Select each line where the word "SUPPORT" appears.

::: AVAILABLE RECORDS :::

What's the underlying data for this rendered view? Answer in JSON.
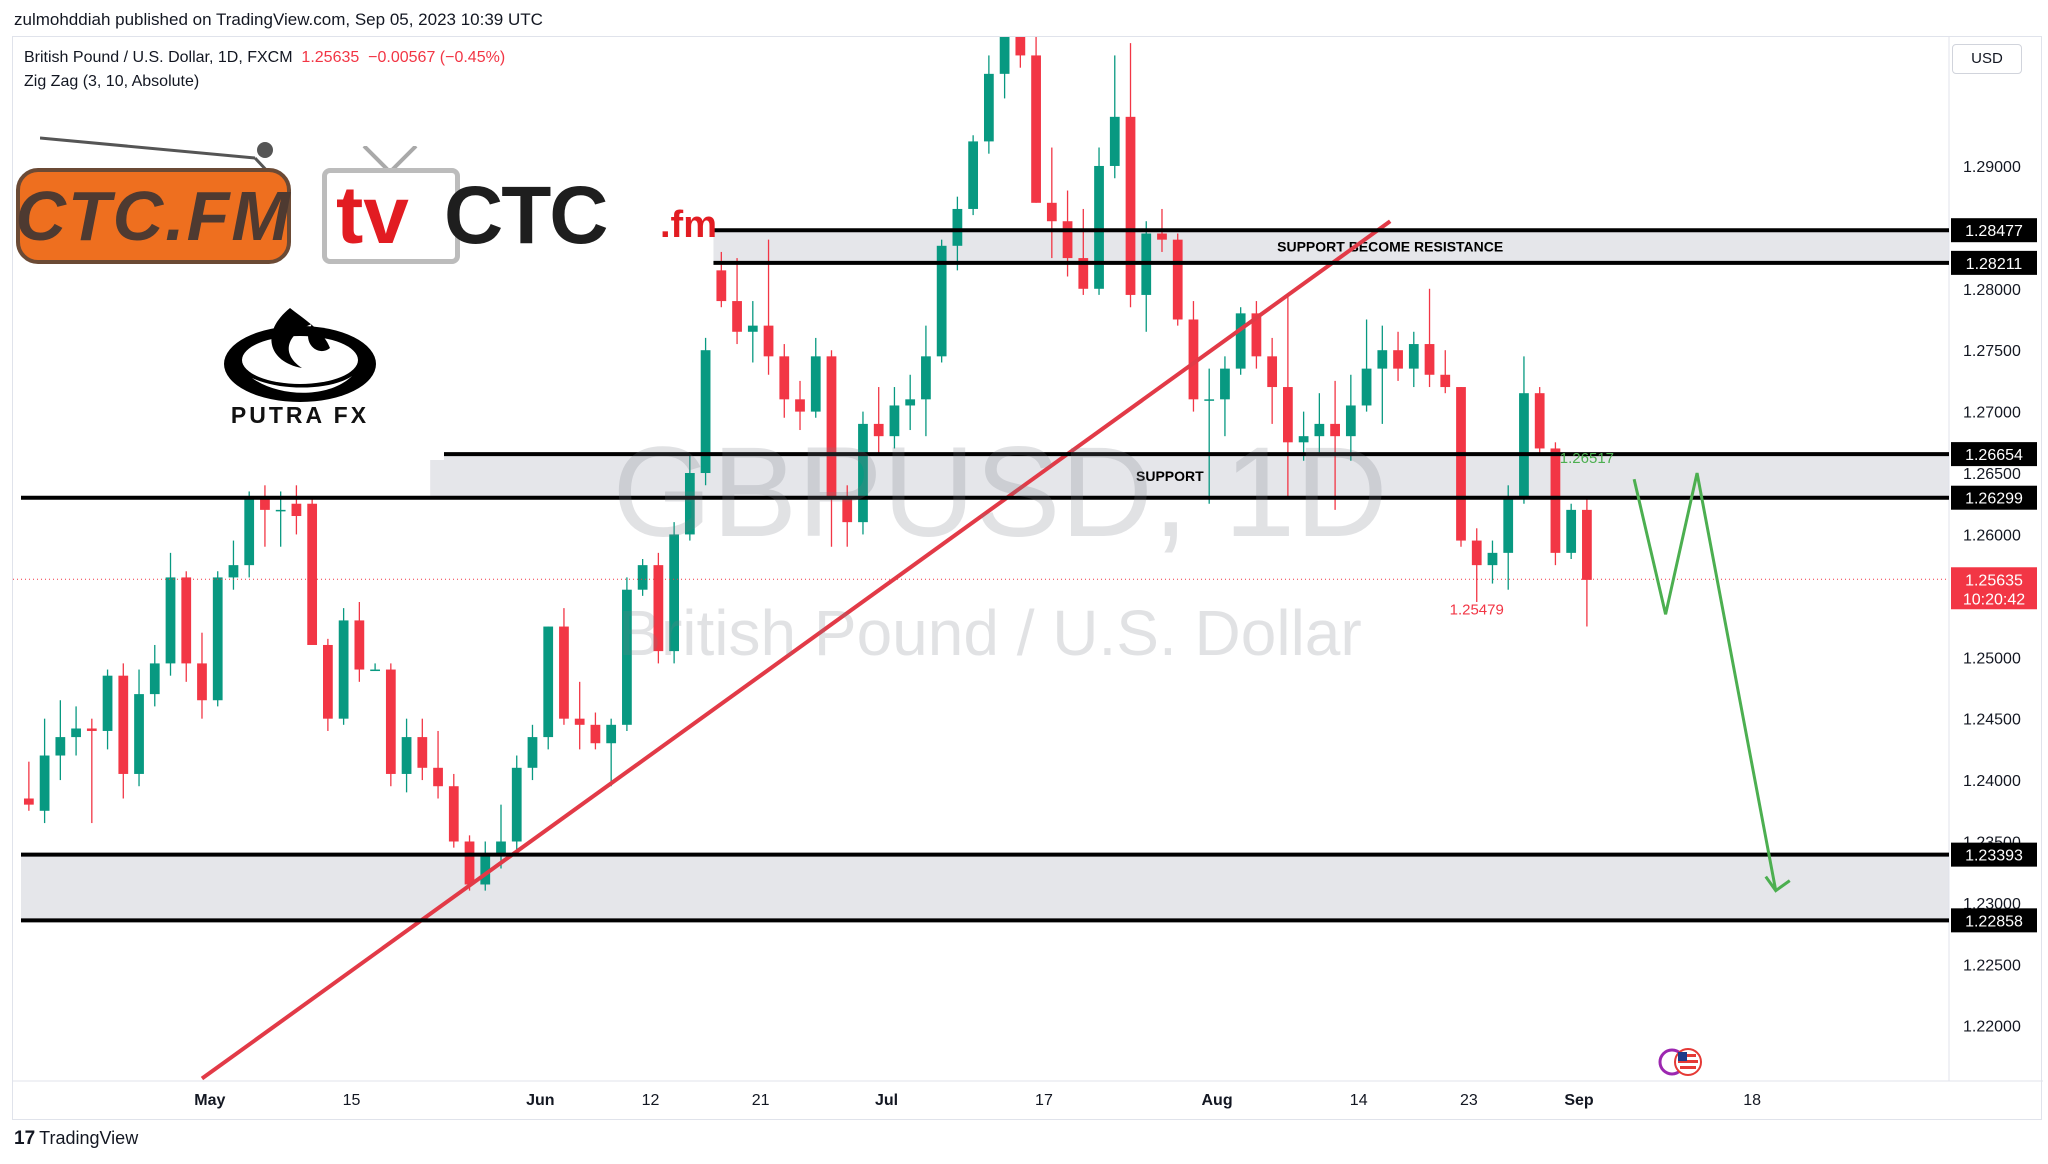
{
  "header": {
    "published_by": "zulmohddiah published on TradingView.com, Sep 05, 2023 10:39 UTC"
  },
  "legend": {
    "title": "British Pound / U.S. Dollar, 1D, FXCM",
    "last_price": "1.25635",
    "change": "−0.00567 (−0.45%)",
    "indicator": "Zig Zag (3, 10, Absolute)"
  },
  "currency": "USD",
  "logos": {
    "ctcfm": "CTC.FM",
    "tvctc_tv": "tv",
    "tvctc_ctc": "CTC",
    "tvctc_fm": ".fm",
    "putra": "PUTRA FX"
  },
  "watermark": {
    "symbol": "GBPUSD, 1D",
    "description": "British Pound / U.S. Dollar"
  },
  "footer": {
    "brand": "TradingView"
  },
  "icons": [
    "tradingview-logo-icon",
    "us-flag-icon",
    "putra-fx-flame-icon"
  ],
  "colors": {
    "up": "#089981",
    "down": "#f23645",
    "trendline": "#e23a47",
    "projection": "#4caf50",
    "zone": "#e5e6ea",
    "level_line": "#000000"
  },
  "chart_data": {
    "type": "candlestick",
    "symbol": "GBPUSD",
    "timeframe": "1D",
    "ylim": [
      1.2155,
      1.3005
    ],
    "y_ticks": [
      "1.22000",
      "1.22500",
      "1.23000",
      "1.23500",
      "1.24000",
      "1.24500",
      "1.25000",
      "1.25500",
      "1.26000",
      "1.26500",
      "1.27000",
      "1.27500",
      "1.28000",
      "1.29000"
    ],
    "x_labels": [
      {
        "label": "May",
        "x": 12
      },
      {
        "label": "15",
        "x": 21
      },
      {
        "label": "Jun",
        "x": 33
      },
      {
        "label": "12",
        "x": 40
      },
      {
        "label": "21",
        "x": 47
      },
      {
        "label": "Jul",
        "x": 55
      },
      {
        "label": "17",
        "x": 65
      },
      {
        "label": "Aug",
        "x": 76
      },
      {
        "label": "14",
        "x": 85
      },
      {
        "label": "23",
        "x": 92
      },
      {
        "label": "Sep",
        "x": 99
      },
      {
        "label": "18",
        "x": 110
      }
    ],
    "x_range": [
      0,
      122
    ],
    "candles": [
      {
        "o": 1.2385,
        "h": 1.2415,
        "l": 1.2375,
        "c": 1.238
      },
      {
        "o": 1.2375,
        "h": 1.245,
        "l": 1.2365,
        "c": 1.242
      },
      {
        "o": 1.242,
        "h": 1.2465,
        "l": 1.24,
        "c": 1.2435
      },
      {
        "o": 1.2435,
        "h": 1.246,
        "l": 1.242,
        "c": 1.2442
      },
      {
        "o": 1.2442,
        "h": 1.245,
        "l": 1.2365,
        "c": 1.244
      },
      {
        "o": 1.244,
        "h": 1.249,
        "l": 1.2425,
        "c": 1.2485
      },
      {
        "o": 1.2485,
        "h": 1.2495,
        "l": 1.2385,
        "c": 1.2405
      },
      {
        "o": 1.2405,
        "h": 1.249,
        "l": 1.2395,
        "c": 1.247
      },
      {
        "o": 1.247,
        "h": 1.251,
        "l": 1.246,
        "c": 1.2495
      },
      {
        "o": 1.2495,
        "h": 1.2585,
        "l": 1.2485,
        "c": 1.2565
      },
      {
        "o": 1.2565,
        "h": 1.257,
        "l": 1.248,
        "c": 1.2495
      },
      {
        "o": 1.2495,
        "h": 1.252,
        "l": 1.245,
        "c": 1.2465
      },
      {
        "o": 1.2465,
        "h": 1.257,
        "l": 1.246,
        "c": 1.2565
      },
      {
        "o": 1.2565,
        "h": 1.2595,
        "l": 1.2555,
        "c": 1.2575
      },
      {
        "o": 1.2575,
        "h": 1.2635,
        "l": 1.2565,
        "c": 1.263
      },
      {
        "o": 1.263,
        "h": 1.264,
        "l": 1.259,
        "c": 1.262
      },
      {
        "o": 1.262,
        "h": 1.2635,
        "l": 1.259,
        "c": 1.262
      },
      {
        "o": 1.2625,
        "h": 1.264,
        "l": 1.26,
        "c": 1.2615
      },
      {
        "o": 1.2625,
        "h": 1.263,
        "l": 1.2515,
        "c": 1.251
      },
      {
        "o": 1.251,
        "h": 1.2515,
        "l": 1.244,
        "c": 1.245
      },
      {
        "o": 1.245,
        "h": 1.254,
        "l": 1.2445,
        "c": 1.253
      },
      {
        "o": 1.253,
        "h": 1.2545,
        "l": 1.248,
        "c": 1.249
      },
      {
        "o": 1.249,
        "h": 1.2495,
        "l": 1.249,
        "c": 1.249
      },
      {
        "o": 1.249,
        "h": 1.2495,
        "l": 1.2395,
        "c": 1.2405
      },
      {
        "o": 1.2405,
        "h": 1.245,
        "l": 1.239,
        "c": 1.2435
      },
      {
        "o": 1.2435,
        "h": 1.245,
        "l": 1.24,
        "c": 1.241
      },
      {
        "o": 1.241,
        "h": 1.244,
        "l": 1.2385,
        "c": 1.2395
      },
      {
        "o": 1.2395,
        "h": 1.2405,
        "l": 1.2345,
        "c": 1.235
      },
      {
        "o": 1.235,
        "h": 1.2355,
        "l": 1.231,
        "c": 1.2315
      },
      {
        "o": 1.2315,
        "h": 1.235,
        "l": 1.231,
        "c": 1.2338
      },
      {
        "o": 1.2338,
        "h": 1.238,
        "l": 1.2328,
        "c": 1.235
      },
      {
        "o": 1.235,
        "h": 1.242,
        "l": 1.234,
        "c": 1.241
      },
      {
        "o": 1.241,
        "h": 1.2445,
        "l": 1.24,
        "c": 1.2435
      },
      {
        "o": 1.2435,
        "h": 1.2525,
        "l": 1.2425,
        "c": 1.2525
      },
      {
        "o": 1.2525,
        "h": 1.254,
        "l": 1.2445,
        "c": 1.245
      },
      {
        "o": 1.245,
        "h": 1.248,
        "l": 1.2425,
        "c": 1.2445
      },
      {
        "o": 1.2445,
        "h": 1.2455,
        "l": 1.2425,
        "c": 1.243
      },
      {
        "o": 1.243,
        "h": 1.245,
        "l": 1.2395,
        "c": 1.2445
      },
      {
        "o": 1.2445,
        "h": 1.2565,
        "l": 1.244,
        "c": 1.2555
      },
      {
        "o": 1.2555,
        "h": 1.258,
        "l": 1.255,
        "c": 1.2575
      },
      {
        "o": 1.2575,
        "h": 1.2585,
        "l": 1.2495,
        "c": 1.2505
      },
      {
        "o": 1.2505,
        "h": 1.261,
        "l": 1.2495,
        "c": 1.26
      },
      {
        "o": 1.26,
        "h": 1.2665,
        "l": 1.2595,
        "c": 1.265
      },
      {
        "o": 1.265,
        "h": 1.276,
        "l": 1.264,
        "c": 1.275
      },
      {
        "o": 1.2815,
        "h": 1.283,
        "l": 1.2785,
        "c": 1.279
      },
      {
        "o": 1.279,
        "h": 1.2825,
        "l": 1.2755,
        "c": 1.2765
      },
      {
        "o": 1.2765,
        "h": 1.279,
        "l": 1.274,
        "c": 1.277
      },
      {
        "o": 1.277,
        "h": 1.284,
        "l": 1.273,
        "c": 1.2745
      },
      {
        "o": 1.2745,
        "h": 1.2755,
        "l": 1.2695,
        "c": 1.271
      },
      {
        "o": 1.271,
        "h": 1.2725,
        "l": 1.2685,
        "c": 1.27
      },
      {
        "o": 1.27,
        "h": 1.276,
        "l": 1.2695,
        "c": 1.2745
      },
      {
        "o": 1.2745,
        "h": 1.275,
        "l": 1.259,
        "c": 1.263
      },
      {
        "o": 1.263,
        "h": 1.264,
        "l": 1.259,
        "c": 1.261
      },
      {
        "o": 1.261,
        "h": 1.27,
        "l": 1.26,
        "c": 1.269
      },
      {
        "o": 1.269,
        "h": 1.272,
        "l": 1.2665,
        "c": 1.268
      },
      {
        "o": 1.268,
        "h": 1.272,
        "l": 1.267,
        "c": 1.2705
      },
      {
        "o": 1.2705,
        "h": 1.273,
        "l": 1.2685,
        "c": 1.271
      },
      {
        "o": 1.271,
        "h": 1.277,
        "l": 1.268,
        "c": 1.2745
      },
      {
        "o": 1.2745,
        "h": 1.284,
        "l": 1.274,
        "c": 1.2835
      },
      {
        "o": 1.2835,
        "h": 1.2875,
        "l": 1.2815,
        "c": 1.2865
      },
      {
        "o": 1.2865,
        "h": 1.2925,
        "l": 1.286,
        "c": 1.292
      },
      {
        "o": 1.292,
        "h": 1.299,
        "l": 1.291,
        "c": 1.2975
      },
      {
        "o": 1.2975,
        "h": 1.301,
        "l": 1.2955,
        "c": 1.3005
      },
      {
        "o": 1.3005,
        "h": 1.3005,
        "l": 1.298,
        "c": 1.299
      },
      {
        "o": 1.299,
        "h": 1.3005,
        "l": 1.287,
        "c": 1.287
      },
      {
        "o": 1.287,
        "h": 1.2915,
        "l": 1.2825,
        "c": 1.2855
      },
      {
        "o": 1.2855,
        "h": 1.288,
        "l": 1.281,
        "c": 1.2825
      },
      {
        "o": 1.2825,
        "h": 1.2865,
        "l": 1.2795,
        "c": 1.28
      },
      {
        "o": 1.28,
        "h": 1.2915,
        "l": 1.2795,
        "c": 1.29
      },
      {
        "o": 1.29,
        "h": 1.299,
        "l": 1.289,
        "c": 1.294
      },
      {
        "o": 1.294,
        "h": 1.3,
        "l": 1.2785,
        "c": 1.2795
      },
      {
        "o": 1.2795,
        "h": 1.2855,
        "l": 1.2765,
        "c": 1.2845
      },
      {
        "o": 1.2845,
        "h": 1.2865,
        "l": 1.283,
        "c": 1.284
      },
      {
        "o": 1.284,
        "h": 1.2845,
        "l": 1.277,
        "c": 1.2775
      },
      {
        "o": 1.2775,
        "h": 1.279,
        "l": 1.27,
        "c": 1.271
      },
      {
        "o": 1.271,
        "h": 1.2735,
        "l": 1.2625,
        "c": 1.271
      },
      {
        "o": 1.271,
        "h": 1.2745,
        "l": 1.268,
        "c": 1.2735
      },
      {
        "o": 1.2735,
        "h": 1.2785,
        "l": 1.273,
        "c": 1.278
      },
      {
        "o": 1.278,
        "h": 1.279,
        "l": 1.2735,
        "c": 1.2745
      },
      {
        "o": 1.2745,
        "h": 1.276,
        "l": 1.269,
        "c": 1.272
      },
      {
        "o": 1.272,
        "h": 1.2795,
        "l": 1.263,
        "c": 1.2675
      },
      {
        "o": 1.2675,
        "h": 1.27,
        "l": 1.266,
        "c": 1.268
      },
      {
        "o": 1.268,
        "h": 1.2715,
        "l": 1.2665,
        "c": 1.269
      },
      {
        "o": 1.269,
        "h": 1.2725,
        "l": 1.262,
        "c": 1.268
      },
      {
        "o": 1.268,
        "h": 1.273,
        "l": 1.266,
        "c": 1.2705
      },
      {
        "o": 1.2705,
        "h": 1.2775,
        "l": 1.27,
        "c": 1.2735
      },
      {
        "o": 1.2735,
        "h": 1.277,
        "l": 1.269,
        "c": 1.275
      },
      {
        "o": 1.275,
        "h": 1.2765,
        "l": 1.2725,
        "c": 1.2735
      },
      {
        "o": 1.2735,
        "h": 1.2765,
        "l": 1.272,
        "c": 1.2755
      },
      {
        "o": 1.2755,
        "h": 1.28,
        "l": 1.272,
        "c": 1.273
      },
      {
        "o": 1.273,
        "h": 1.275,
        "l": 1.2715,
        "c": 1.272
      },
      {
        "o": 1.272,
        "h": 1.272,
        "l": 1.259,
        "c": 1.2595
      },
      {
        "o": 1.2595,
        "h": 1.2605,
        "l": 1.2545,
        "c": 1.2575
      },
      {
        "o": 1.2575,
        "h": 1.2595,
        "l": 1.256,
        "c": 1.2585
      },
      {
        "o": 1.2585,
        "h": 1.264,
        "l": 1.2555,
        "c": 1.263
      },
      {
        "o": 1.263,
        "h": 1.2745,
        "l": 1.2625,
        "c": 1.2715
      },
      {
        "o": 1.2715,
        "h": 1.272,
        "l": 1.2665,
        "c": 1.267
      },
      {
        "o": 1.267,
        "h": 1.2675,
        "l": 1.2575,
        "c": 1.2585
      },
      {
        "o": 1.2585,
        "h": 1.2625,
        "l": 1.258,
        "c": 1.262
      },
      {
        "o": 1.262,
        "h": 1.263,
        "l": 1.2525,
        "c": 1.2563
      }
    ],
    "levels": [
      {
        "price": 1.28477,
        "label": "1.28477",
        "from_x": 44
      },
      {
        "price": 1.28211,
        "label": "1.28211",
        "from_x": 44
      },
      {
        "price": 1.26654,
        "label": "1.26654",
        "from_x": 0
      },
      {
        "price": 1.26299,
        "label": "1.26299",
        "from_x": 0
      },
      {
        "price": 1.23393,
        "label": "1.23393",
        "from_x": 0
      },
      {
        "price": 1.22858,
        "label": "1.22858",
        "from_x": 0
      }
    ],
    "zones": [
      {
        "from": 1.28211,
        "to": 1.28477,
        "from_x": 44,
        "label": "SUPPORT BECOME RESISTANCE",
        "label_x": 87
      },
      {
        "from": 1.26299,
        "to": 1.26654,
        "from_x": 26,
        "label": "SUPPORT",
        "label_x": 73
      },
      {
        "from": 1.22858,
        "to": 1.23393,
        "from_x": 0,
        "label": ""
      }
    ],
    "trendline": [
      {
        "x": 11.5,
        "y": 1.2157
      },
      {
        "x": 87,
        "y": 1.2855
      }
    ],
    "projection": [
      {
        "x": 102.5,
        "y": 1.2645
      },
      {
        "x": 104.5,
        "y": 1.2535
      },
      {
        "x": 106.5,
        "y": 1.265
      },
      {
        "x": 111.5,
        "y": 1.231
      }
    ],
    "current_price": {
      "label": "1.25635",
      "countdown": "10:20:42",
      "price": 1.25635
    },
    "annotations": [
      {
        "text": "1.25479",
        "x": 92.5,
        "y": 1.2535
      },
      {
        "text": "1.26517",
        "x": 99.5,
        "y": 1.2658
      }
    ]
  }
}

:::

- **OUTPUT OF THE EXERCISE**:
        "label": "SUPPORT BECOME RESISTANCE",
        "label": "SUPPORT",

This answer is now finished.